## Exercise prompt
Find the lines below that contain the string "text". Copy each one.

◇ ◇ ◇ ◇

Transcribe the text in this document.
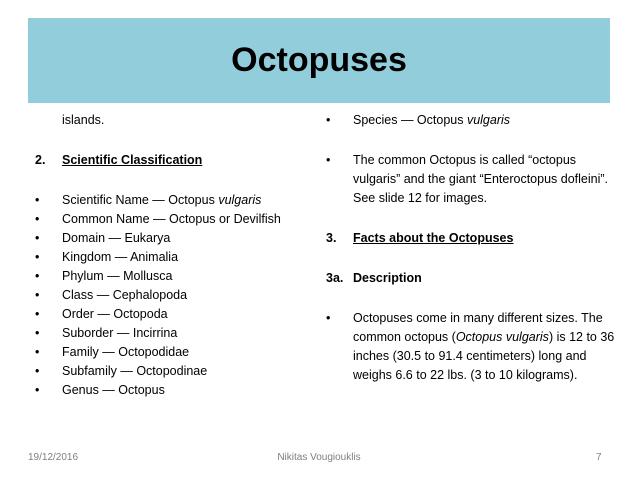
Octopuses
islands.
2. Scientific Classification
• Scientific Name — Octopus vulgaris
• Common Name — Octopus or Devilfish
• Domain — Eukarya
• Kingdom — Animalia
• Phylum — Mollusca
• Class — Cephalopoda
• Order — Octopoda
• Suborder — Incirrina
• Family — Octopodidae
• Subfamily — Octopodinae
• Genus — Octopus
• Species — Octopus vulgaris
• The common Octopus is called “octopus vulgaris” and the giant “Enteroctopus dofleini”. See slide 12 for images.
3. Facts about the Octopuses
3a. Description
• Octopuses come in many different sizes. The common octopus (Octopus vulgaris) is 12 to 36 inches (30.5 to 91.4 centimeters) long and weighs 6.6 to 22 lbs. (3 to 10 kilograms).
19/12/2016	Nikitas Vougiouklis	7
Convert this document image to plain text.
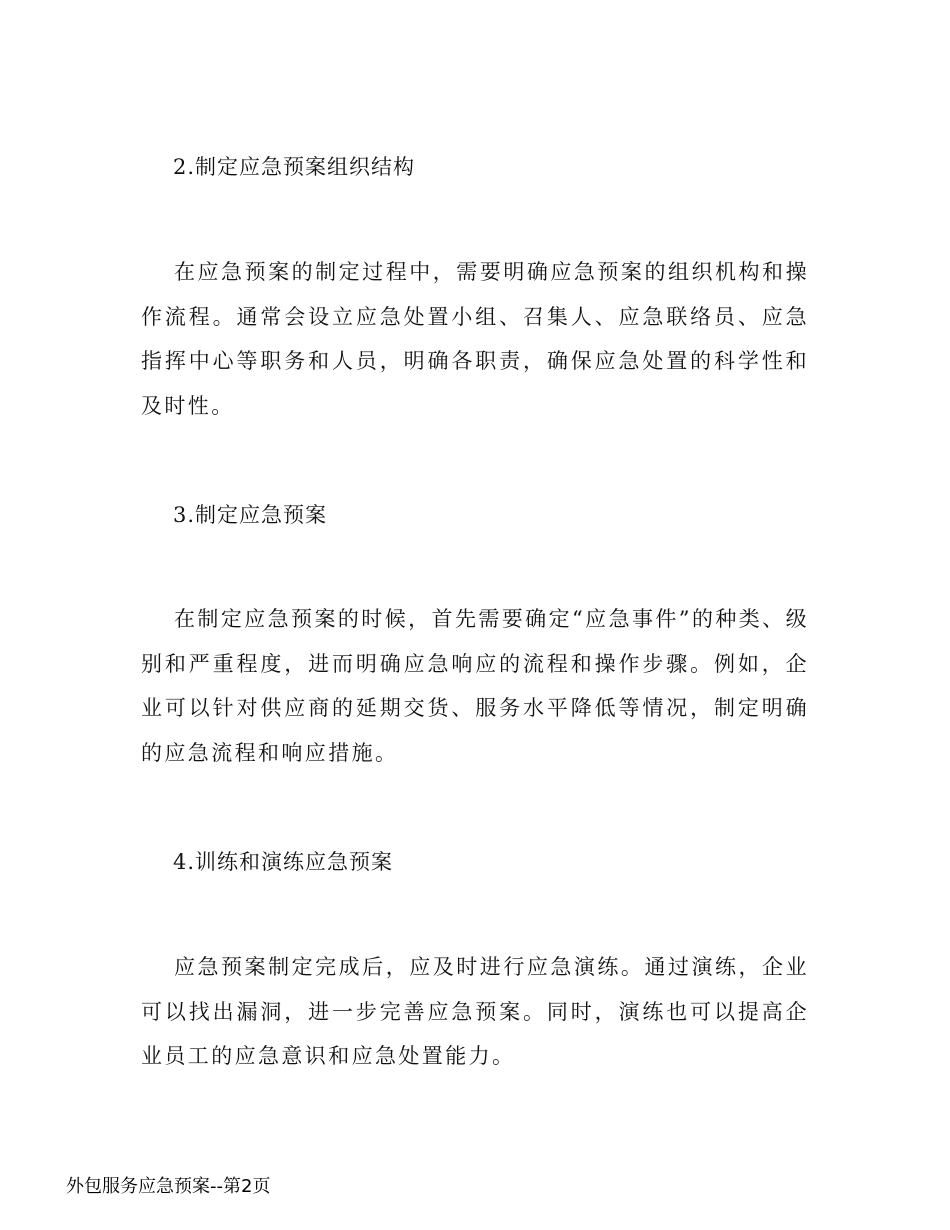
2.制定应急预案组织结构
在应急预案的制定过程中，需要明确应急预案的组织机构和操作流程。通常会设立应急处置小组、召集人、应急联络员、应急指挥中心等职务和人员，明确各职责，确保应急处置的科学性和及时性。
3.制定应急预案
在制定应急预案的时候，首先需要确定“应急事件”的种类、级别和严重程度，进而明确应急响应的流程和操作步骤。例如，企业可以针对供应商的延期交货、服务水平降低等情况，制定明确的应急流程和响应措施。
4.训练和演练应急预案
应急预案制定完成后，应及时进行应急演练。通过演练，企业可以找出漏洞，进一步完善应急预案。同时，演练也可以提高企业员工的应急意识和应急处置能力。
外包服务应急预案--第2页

◇ ◇ ◇ ◇

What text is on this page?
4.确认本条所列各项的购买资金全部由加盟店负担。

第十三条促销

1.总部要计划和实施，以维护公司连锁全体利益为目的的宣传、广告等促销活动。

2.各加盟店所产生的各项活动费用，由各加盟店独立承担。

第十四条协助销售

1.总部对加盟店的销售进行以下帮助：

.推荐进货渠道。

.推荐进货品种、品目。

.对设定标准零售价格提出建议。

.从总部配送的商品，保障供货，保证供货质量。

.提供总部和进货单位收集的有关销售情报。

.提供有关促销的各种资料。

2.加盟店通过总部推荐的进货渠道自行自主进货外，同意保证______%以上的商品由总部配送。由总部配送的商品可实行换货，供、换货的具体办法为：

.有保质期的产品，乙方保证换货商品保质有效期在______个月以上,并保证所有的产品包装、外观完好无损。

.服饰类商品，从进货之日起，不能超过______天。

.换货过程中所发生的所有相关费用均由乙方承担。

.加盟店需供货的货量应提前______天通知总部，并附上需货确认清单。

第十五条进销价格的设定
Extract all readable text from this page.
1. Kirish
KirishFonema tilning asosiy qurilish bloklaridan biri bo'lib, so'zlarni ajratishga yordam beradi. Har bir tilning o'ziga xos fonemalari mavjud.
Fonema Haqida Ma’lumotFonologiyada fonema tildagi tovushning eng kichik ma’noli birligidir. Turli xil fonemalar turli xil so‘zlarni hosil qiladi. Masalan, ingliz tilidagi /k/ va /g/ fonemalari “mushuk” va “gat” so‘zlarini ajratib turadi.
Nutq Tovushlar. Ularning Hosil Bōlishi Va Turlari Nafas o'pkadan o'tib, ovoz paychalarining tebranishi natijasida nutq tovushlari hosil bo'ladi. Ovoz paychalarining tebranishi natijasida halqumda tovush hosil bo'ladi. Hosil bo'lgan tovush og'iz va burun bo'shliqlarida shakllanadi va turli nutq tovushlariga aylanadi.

◇ ◇ ◇ ◇

## Reply to the task
Transcribe the text in this document.
Convert this document image to plain text.
What text is on this page?
Extract all readable text from this page.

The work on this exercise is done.